Provided data |
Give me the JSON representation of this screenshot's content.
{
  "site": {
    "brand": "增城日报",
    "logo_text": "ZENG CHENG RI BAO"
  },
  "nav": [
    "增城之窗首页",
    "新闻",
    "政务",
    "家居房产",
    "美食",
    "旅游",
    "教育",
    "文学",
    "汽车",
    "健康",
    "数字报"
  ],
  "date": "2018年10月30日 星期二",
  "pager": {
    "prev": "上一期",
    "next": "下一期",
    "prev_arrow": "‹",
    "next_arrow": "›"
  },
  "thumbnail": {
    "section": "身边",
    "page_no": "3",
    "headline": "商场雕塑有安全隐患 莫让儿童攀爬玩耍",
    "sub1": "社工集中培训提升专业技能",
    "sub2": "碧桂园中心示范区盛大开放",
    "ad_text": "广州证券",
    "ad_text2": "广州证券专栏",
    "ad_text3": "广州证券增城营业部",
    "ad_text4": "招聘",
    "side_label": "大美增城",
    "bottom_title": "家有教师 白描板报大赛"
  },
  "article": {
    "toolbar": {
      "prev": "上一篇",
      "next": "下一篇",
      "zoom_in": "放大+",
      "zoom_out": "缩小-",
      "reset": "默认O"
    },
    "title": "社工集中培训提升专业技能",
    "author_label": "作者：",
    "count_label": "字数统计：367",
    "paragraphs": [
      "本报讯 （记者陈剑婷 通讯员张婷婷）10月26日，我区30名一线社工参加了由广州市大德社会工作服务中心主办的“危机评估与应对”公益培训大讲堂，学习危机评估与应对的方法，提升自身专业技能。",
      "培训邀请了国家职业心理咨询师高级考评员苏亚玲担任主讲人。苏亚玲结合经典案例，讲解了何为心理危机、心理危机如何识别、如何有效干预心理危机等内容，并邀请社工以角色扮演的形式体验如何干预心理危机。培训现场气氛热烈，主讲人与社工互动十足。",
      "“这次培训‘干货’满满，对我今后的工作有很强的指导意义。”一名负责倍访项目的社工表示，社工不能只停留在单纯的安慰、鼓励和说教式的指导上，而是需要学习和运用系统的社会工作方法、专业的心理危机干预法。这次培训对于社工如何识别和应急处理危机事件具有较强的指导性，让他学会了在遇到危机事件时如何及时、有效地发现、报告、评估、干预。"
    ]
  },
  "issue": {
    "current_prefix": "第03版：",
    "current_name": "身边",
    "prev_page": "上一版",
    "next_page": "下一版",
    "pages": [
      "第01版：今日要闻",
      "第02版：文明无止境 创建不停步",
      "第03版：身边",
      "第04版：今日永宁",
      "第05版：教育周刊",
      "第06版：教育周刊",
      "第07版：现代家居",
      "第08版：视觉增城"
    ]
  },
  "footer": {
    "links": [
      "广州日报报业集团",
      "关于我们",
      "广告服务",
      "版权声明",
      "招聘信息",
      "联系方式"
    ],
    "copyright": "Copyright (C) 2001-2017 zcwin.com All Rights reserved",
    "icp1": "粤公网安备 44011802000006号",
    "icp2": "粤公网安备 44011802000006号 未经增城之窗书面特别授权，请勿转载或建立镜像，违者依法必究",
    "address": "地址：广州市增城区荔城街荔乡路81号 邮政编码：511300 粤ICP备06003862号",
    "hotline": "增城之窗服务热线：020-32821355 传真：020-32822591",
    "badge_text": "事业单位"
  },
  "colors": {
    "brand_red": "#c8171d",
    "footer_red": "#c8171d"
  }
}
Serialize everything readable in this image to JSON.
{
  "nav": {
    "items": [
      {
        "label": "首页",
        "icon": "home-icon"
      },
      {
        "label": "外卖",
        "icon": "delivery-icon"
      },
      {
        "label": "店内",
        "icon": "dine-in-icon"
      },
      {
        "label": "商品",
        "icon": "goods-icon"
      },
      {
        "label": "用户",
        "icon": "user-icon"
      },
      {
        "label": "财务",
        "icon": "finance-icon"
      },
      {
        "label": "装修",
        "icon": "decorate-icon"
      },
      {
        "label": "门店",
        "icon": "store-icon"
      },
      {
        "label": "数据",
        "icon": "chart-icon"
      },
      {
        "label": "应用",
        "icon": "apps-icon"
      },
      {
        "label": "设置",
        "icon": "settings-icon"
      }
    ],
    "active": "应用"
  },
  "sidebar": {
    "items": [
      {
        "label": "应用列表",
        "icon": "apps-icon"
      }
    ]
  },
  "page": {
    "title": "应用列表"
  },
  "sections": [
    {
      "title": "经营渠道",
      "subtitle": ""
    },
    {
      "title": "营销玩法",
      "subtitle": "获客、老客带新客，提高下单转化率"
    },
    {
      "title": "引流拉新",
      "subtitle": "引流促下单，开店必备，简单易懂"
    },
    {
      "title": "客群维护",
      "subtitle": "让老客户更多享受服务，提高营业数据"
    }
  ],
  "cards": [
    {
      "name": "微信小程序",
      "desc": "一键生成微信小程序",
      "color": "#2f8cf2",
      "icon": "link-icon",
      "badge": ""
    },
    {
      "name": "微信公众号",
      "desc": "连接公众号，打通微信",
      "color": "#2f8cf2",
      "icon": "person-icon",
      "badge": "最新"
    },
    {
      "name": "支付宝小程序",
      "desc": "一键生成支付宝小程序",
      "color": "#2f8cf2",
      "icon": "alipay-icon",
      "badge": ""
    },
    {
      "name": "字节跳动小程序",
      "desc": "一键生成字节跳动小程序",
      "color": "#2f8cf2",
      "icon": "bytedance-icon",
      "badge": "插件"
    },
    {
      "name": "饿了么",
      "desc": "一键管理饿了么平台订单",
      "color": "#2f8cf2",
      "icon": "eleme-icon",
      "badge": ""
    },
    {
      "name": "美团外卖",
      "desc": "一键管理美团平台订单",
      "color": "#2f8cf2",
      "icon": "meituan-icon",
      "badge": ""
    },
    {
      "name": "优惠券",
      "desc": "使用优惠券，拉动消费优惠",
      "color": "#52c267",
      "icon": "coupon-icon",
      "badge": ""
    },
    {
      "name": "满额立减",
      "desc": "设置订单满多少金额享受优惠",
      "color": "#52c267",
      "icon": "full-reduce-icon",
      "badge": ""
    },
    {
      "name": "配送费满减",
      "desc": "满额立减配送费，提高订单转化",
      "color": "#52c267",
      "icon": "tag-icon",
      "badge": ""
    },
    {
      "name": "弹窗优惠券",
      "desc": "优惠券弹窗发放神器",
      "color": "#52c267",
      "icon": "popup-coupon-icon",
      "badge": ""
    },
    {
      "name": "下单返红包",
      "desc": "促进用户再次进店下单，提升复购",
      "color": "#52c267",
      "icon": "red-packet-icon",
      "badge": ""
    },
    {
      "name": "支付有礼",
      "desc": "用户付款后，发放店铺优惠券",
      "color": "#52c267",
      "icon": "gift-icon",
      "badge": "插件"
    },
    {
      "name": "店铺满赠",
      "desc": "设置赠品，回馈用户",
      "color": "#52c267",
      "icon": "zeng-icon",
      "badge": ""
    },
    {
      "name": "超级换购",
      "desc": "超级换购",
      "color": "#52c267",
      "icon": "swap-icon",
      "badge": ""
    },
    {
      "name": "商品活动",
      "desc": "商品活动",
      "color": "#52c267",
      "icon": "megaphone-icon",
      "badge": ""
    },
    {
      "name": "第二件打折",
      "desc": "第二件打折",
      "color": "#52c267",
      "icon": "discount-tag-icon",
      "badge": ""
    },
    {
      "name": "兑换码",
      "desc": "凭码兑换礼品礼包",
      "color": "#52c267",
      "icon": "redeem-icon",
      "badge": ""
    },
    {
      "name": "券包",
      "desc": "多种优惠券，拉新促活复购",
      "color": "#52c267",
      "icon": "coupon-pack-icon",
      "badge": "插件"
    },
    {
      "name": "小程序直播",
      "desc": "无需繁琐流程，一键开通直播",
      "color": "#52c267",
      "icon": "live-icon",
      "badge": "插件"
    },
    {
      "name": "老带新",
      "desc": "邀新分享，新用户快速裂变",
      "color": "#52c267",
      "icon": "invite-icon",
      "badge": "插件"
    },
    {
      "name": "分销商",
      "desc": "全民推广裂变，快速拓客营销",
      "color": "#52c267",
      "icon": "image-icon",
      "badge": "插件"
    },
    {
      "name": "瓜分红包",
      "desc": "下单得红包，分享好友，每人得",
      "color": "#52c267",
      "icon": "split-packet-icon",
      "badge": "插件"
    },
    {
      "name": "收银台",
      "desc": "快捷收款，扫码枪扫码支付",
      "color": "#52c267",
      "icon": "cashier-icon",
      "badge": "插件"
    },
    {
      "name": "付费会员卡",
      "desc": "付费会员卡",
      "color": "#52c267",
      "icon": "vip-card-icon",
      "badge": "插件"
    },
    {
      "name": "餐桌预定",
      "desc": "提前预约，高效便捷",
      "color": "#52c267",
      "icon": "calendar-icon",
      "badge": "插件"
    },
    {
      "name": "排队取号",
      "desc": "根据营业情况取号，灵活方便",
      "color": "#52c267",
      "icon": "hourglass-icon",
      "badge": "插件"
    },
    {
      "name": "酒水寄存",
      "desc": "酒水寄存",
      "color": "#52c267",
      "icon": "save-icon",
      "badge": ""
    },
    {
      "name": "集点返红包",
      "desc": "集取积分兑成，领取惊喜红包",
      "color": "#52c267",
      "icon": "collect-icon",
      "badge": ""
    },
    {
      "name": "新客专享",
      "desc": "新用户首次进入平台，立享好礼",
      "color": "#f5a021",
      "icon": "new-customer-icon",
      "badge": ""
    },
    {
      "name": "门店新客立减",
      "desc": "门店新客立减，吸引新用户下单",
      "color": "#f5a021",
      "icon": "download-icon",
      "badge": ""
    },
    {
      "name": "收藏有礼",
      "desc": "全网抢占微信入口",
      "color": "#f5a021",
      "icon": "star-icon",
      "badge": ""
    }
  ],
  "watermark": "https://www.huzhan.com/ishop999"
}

To be done | Reply with one number only, the count of lines above that hold the string "JSON".

Full response | 2